* [OBJECTIVE]
The exercise asks you to copy every line below in which "Maataloustuotanto" appears.
··· MATERIAL ···
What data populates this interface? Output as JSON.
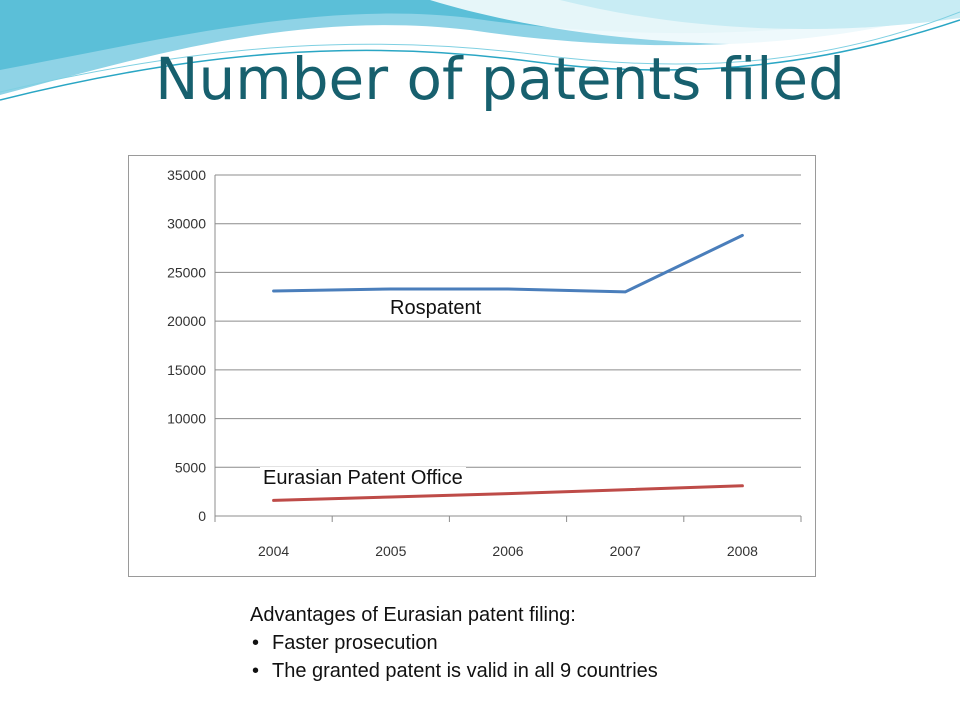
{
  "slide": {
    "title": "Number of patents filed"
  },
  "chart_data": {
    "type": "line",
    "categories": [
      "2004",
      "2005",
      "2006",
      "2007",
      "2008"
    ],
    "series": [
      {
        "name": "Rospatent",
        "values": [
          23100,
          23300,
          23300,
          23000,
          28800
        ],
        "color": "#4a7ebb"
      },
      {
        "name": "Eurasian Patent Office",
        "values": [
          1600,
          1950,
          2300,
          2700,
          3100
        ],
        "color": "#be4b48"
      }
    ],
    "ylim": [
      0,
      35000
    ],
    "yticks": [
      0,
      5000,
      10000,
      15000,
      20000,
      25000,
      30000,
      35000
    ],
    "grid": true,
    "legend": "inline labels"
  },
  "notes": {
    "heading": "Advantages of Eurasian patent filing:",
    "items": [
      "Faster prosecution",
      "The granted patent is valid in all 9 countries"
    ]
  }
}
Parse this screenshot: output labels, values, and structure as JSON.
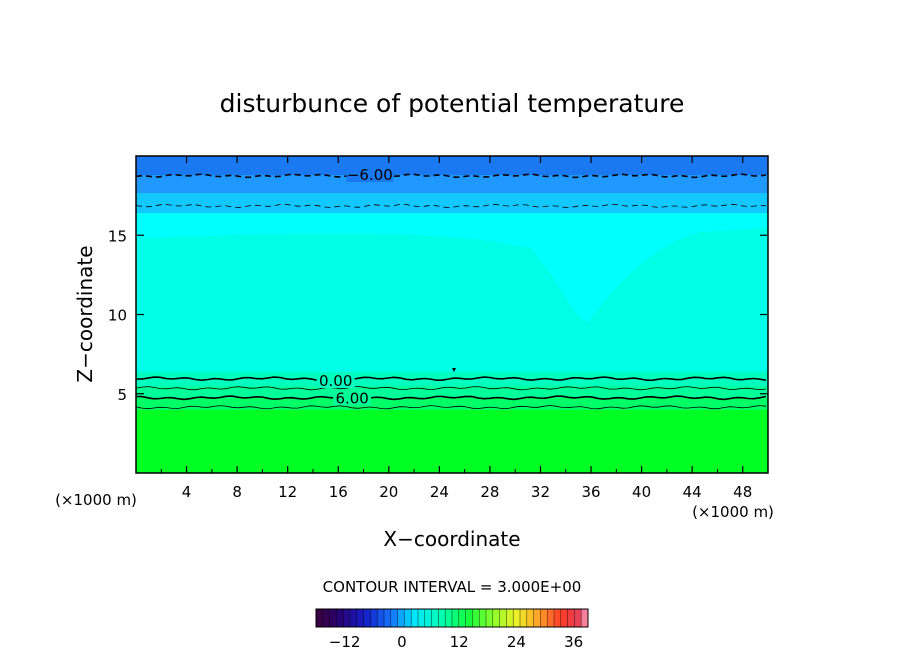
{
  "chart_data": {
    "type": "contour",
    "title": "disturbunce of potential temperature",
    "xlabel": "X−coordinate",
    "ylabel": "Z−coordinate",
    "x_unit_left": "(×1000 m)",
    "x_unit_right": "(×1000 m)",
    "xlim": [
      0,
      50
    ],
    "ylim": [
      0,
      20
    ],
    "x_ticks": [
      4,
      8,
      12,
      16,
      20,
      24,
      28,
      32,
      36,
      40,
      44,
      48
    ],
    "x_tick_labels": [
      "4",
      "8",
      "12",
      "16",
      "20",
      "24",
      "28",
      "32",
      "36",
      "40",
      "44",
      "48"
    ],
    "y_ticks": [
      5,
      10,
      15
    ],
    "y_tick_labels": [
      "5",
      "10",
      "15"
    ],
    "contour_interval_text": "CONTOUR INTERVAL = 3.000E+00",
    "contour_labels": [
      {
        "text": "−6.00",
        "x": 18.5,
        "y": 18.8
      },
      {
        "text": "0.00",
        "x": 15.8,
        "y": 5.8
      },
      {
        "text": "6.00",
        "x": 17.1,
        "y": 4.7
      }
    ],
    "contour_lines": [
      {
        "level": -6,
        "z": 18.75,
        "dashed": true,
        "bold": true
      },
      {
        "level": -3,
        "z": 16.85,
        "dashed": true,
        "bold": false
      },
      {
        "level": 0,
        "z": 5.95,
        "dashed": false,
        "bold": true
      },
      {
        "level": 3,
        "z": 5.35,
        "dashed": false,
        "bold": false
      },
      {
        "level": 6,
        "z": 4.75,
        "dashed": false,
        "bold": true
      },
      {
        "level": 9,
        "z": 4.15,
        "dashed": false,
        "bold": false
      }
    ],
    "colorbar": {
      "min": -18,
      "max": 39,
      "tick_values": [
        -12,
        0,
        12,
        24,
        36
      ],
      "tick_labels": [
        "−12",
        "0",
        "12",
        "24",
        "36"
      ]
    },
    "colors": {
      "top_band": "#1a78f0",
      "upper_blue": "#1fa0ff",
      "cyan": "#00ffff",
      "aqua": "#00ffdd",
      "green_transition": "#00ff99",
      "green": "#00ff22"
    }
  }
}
···
··· MATERIAL ···
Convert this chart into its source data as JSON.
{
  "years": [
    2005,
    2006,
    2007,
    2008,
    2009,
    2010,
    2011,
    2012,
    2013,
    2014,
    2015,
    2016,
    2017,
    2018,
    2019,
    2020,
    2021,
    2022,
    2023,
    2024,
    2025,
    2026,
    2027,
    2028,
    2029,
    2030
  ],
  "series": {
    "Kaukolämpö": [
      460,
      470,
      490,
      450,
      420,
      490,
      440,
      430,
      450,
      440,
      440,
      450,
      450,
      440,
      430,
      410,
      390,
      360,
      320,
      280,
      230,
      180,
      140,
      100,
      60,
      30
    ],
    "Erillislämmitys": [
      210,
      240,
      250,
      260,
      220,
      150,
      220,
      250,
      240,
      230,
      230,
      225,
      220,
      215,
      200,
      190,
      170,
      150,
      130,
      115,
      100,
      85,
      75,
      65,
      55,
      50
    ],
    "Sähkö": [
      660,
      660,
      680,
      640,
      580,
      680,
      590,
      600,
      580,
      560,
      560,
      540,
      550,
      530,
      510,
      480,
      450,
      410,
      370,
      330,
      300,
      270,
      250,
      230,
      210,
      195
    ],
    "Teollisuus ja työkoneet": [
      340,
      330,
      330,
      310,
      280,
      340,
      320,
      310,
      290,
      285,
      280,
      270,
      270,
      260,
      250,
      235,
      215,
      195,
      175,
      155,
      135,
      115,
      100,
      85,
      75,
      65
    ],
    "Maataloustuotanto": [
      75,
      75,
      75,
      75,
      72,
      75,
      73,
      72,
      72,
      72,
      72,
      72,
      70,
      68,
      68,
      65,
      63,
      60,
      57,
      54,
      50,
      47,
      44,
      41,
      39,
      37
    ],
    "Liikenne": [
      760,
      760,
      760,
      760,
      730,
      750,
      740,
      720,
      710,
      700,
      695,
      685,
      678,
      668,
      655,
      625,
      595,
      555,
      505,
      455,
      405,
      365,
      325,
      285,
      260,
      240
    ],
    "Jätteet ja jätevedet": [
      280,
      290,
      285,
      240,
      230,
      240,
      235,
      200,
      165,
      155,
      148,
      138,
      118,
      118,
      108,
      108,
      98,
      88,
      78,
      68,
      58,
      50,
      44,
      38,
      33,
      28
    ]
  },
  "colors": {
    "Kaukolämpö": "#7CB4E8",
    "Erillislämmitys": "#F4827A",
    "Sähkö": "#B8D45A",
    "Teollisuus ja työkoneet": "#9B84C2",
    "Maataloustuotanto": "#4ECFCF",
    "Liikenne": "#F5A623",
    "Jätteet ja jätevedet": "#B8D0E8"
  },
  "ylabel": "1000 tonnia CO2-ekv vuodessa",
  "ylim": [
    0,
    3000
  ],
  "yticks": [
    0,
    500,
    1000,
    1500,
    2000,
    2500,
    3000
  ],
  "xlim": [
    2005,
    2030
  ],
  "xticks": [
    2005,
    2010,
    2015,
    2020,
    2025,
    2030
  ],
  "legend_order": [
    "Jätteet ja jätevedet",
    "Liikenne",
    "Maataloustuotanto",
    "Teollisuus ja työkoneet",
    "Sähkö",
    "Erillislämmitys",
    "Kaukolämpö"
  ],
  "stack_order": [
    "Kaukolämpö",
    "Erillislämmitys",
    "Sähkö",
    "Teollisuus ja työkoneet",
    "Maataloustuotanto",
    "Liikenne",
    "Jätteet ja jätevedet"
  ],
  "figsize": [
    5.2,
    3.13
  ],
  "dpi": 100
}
···
··· MATERIAL ···
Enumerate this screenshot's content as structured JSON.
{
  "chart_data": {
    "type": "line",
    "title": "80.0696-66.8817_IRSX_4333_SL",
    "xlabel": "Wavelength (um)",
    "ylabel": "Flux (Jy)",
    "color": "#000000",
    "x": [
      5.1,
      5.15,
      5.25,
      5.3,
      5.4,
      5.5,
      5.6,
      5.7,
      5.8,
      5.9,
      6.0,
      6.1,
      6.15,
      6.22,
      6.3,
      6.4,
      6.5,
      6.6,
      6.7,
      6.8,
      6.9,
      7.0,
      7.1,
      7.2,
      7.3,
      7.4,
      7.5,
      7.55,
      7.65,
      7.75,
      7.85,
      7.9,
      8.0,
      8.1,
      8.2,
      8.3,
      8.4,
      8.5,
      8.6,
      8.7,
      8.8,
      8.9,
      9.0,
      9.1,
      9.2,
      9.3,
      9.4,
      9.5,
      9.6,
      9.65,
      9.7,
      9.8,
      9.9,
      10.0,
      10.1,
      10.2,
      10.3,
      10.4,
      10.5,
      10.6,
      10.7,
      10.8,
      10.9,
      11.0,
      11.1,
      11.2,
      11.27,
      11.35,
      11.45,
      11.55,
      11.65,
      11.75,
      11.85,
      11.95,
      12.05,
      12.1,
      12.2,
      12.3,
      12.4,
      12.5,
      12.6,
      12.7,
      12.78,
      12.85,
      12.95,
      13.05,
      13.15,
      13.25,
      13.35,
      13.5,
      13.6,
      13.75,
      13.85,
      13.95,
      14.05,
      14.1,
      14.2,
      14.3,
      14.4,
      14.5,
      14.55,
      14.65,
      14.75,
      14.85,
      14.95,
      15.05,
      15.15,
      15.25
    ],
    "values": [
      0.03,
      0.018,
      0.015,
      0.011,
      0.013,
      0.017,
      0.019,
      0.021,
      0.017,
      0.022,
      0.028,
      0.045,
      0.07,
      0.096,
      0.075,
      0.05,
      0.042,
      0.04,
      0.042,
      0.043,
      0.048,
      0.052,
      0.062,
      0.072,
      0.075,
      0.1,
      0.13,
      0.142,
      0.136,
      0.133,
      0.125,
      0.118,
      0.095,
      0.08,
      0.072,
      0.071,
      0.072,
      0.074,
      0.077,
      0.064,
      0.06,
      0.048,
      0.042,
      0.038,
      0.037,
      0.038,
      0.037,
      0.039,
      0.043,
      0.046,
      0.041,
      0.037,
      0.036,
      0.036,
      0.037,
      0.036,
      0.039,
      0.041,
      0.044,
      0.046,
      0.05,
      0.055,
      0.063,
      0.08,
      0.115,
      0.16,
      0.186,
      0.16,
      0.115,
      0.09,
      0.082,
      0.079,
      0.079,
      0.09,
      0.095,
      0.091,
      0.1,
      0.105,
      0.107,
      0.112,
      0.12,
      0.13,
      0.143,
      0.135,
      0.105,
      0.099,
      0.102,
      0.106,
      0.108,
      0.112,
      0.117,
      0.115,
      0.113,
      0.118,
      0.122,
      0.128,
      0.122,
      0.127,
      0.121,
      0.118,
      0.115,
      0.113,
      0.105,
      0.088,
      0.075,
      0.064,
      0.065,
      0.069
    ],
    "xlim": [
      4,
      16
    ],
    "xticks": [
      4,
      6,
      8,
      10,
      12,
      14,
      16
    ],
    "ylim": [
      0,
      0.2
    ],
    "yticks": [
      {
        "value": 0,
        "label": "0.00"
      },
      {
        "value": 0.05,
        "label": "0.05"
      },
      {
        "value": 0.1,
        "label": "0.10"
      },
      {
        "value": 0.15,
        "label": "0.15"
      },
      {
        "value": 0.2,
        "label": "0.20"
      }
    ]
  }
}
···
* [REPLY]
    "Maataloustuotanto": [
    "Maataloustuotanto": "#4ECFCF",
    "Maataloustuotanto",
    "Maataloustuotanto",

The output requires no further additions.